— start of Supplied data —
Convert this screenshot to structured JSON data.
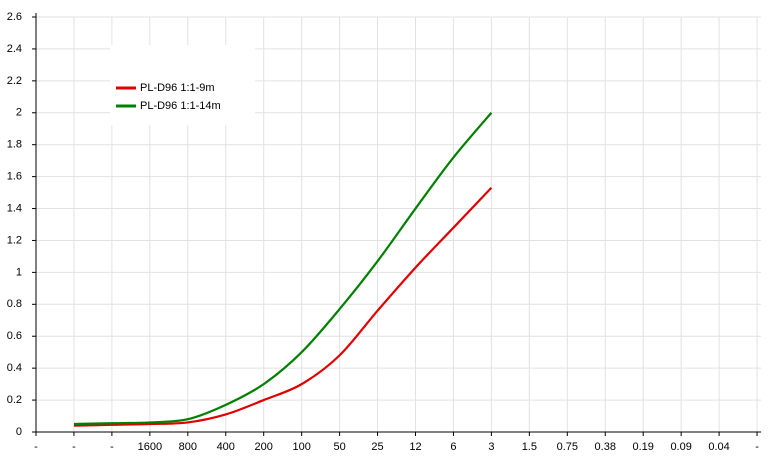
{
  "chart_data": {
    "type": "line",
    "categories": [
      "-",
      "-",
      "-",
      "1600",
      "800",
      "400",
      "200",
      "100",
      "50",
      "25",
      "12",
      "6",
      "3",
      "1.5",
      "0.75",
      "0.38",
      "0.19",
      "0.09",
      "0.04",
      "-"
    ],
    "series": [
      {
        "name": "PL-D96 1:1-9m",
        "color": "#e00000",
        "values": [
          null,
          0.04,
          0.045,
          0.05,
          0.06,
          0.11,
          0.2,
          0.3,
          0.48,
          0.76,
          1.03,
          1.28,
          1.53,
          null,
          null,
          null,
          null,
          null,
          null,
          null
        ]
      },
      {
        "name": "PL-D96 1:1-14m",
        "color": "#008000",
        "values": [
          null,
          0.05,
          0.055,
          0.06,
          0.08,
          0.17,
          0.3,
          0.5,
          0.77,
          1.07,
          1.4,
          1.72,
          2.0,
          null,
          null,
          null,
          null,
          null,
          null,
          null
        ]
      }
    ],
    "ylim": [
      0,
      2.6
    ],
    "yticks": [
      0,
      0.2,
      0.4,
      0.6,
      0.8,
      1,
      1.2,
      1.4,
      1.6,
      1.8,
      2,
      2.2,
      2.4,
      2.6
    ],
    "grid": true,
    "legend": "upper left"
  }
}
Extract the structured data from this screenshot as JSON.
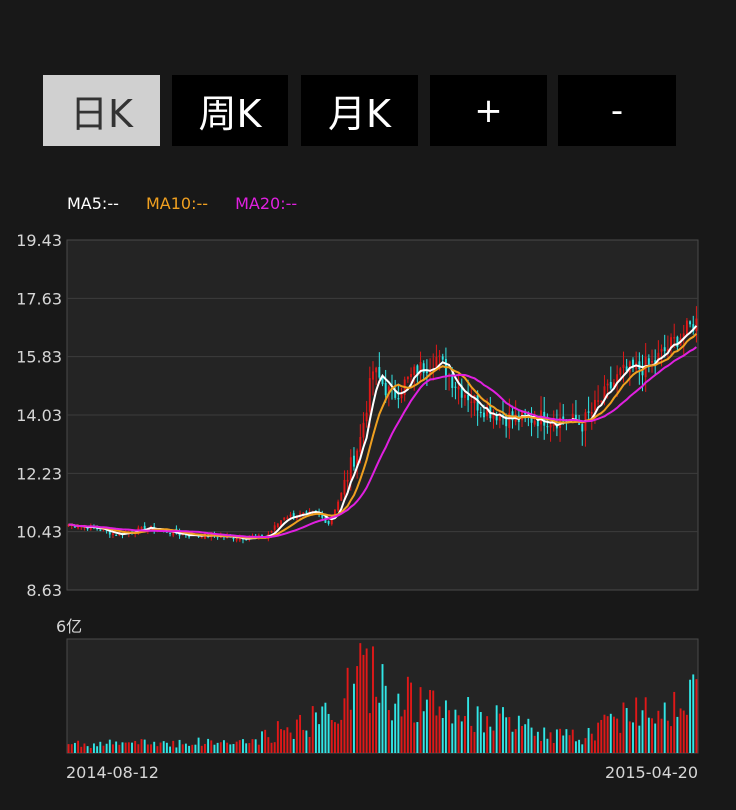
{
  "tabs": [
    {
      "label": "日K",
      "active": true
    },
    {
      "label": "周K",
      "active": false
    },
    {
      "label": "月K",
      "active": false
    },
    {
      "label": "+",
      "active": false
    },
    {
      "label": "-",
      "active": false
    }
  ],
  "legend": {
    "ma5": {
      "label": "MA5:--",
      "color": "#ffffff"
    },
    "ma10": {
      "label": "MA10:--",
      "color": "#f0a020"
    },
    "ma20": {
      "label": "MA20:--",
      "color": "#e020e0"
    }
  },
  "colors": {
    "up": "#e01818",
    "down": "#30e6e6",
    "grid": "#3c3c3c",
    "panel": "#242424",
    "border": "#4a4a4a"
  },
  "chart_data": {
    "type": "candlestick",
    "price_axis": {
      "ticks": [
        "19.43",
        "17.63",
        "15.83",
        "14.03",
        "12.23",
        "10.43",
        "8.63"
      ],
      "ylim": [
        8.63,
        19.43
      ]
    },
    "volume_axis": {
      "max_label": "6亿"
    },
    "x_labels": {
      "start": "2014-08-12",
      "end": "2015-04-20"
    },
    "close_anchors": [
      [
        0,
        10.65
      ],
      [
        8,
        10.55
      ],
      [
        15,
        10.35
      ],
      [
        25,
        10.55
      ],
      [
        35,
        10.35
      ],
      [
        45,
        10.3
      ],
      [
        55,
        10.25
      ],
      [
        62,
        10.25
      ],
      [
        68,
        10.9
      ],
      [
        78,
        11.0
      ],
      [
        82,
        10.7
      ],
      [
        86,
        11.6
      ],
      [
        92,
        13.3
      ],
      [
        96,
        15.4
      ],
      [
        102,
        14.6
      ],
      [
        110,
        15.4
      ],
      [
        116,
        15.8
      ],
      [
        122,
        15.0
      ],
      [
        130,
        14.3
      ],
      [
        140,
        13.9
      ],
      [
        150,
        13.95
      ],
      [
        158,
        13.85
      ],
      [
        162,
        13.75
      ],
      [
        168,
        14.5
      ],
      [
        174,
        15.3
      ],
      [
        184,
        15.6
      ],
      [
        192,
        16.4
      ],
      [
        198,
        16.9
      ]
    ],
    "volume_anchors": [
      [
        0,
        0.08
      ],
      [
        40,
        0.1
      ],
      [
        58,
        0.1
      ],
      [
        66,
        0.2
      ],
      [
        76,
        0.28
      ],
      [
        86,
        0.45
      ],
      [
        92,
        0.75
      ],
      [
        100,
        0.6
      ],
      [
        112,
        0.42
      ],
      [
        124,
        0.38
      ],
      [
        136,
        0.3
      ],
      [
        150,
        0.18
      ],
      [
        162,
        0.14
      ],
      [
        176,
        0.38
      ],
      [
        188,
        0.45
      ],
      [
        198,
        0.52
      ]
    ]
  }
}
— end of Supplied data —
# Task details
Copy out the lines that hold "JSON".

# Correct result
Convert this screenshot to structured JSON data.
Extract the structured data from this screenshot as JSON.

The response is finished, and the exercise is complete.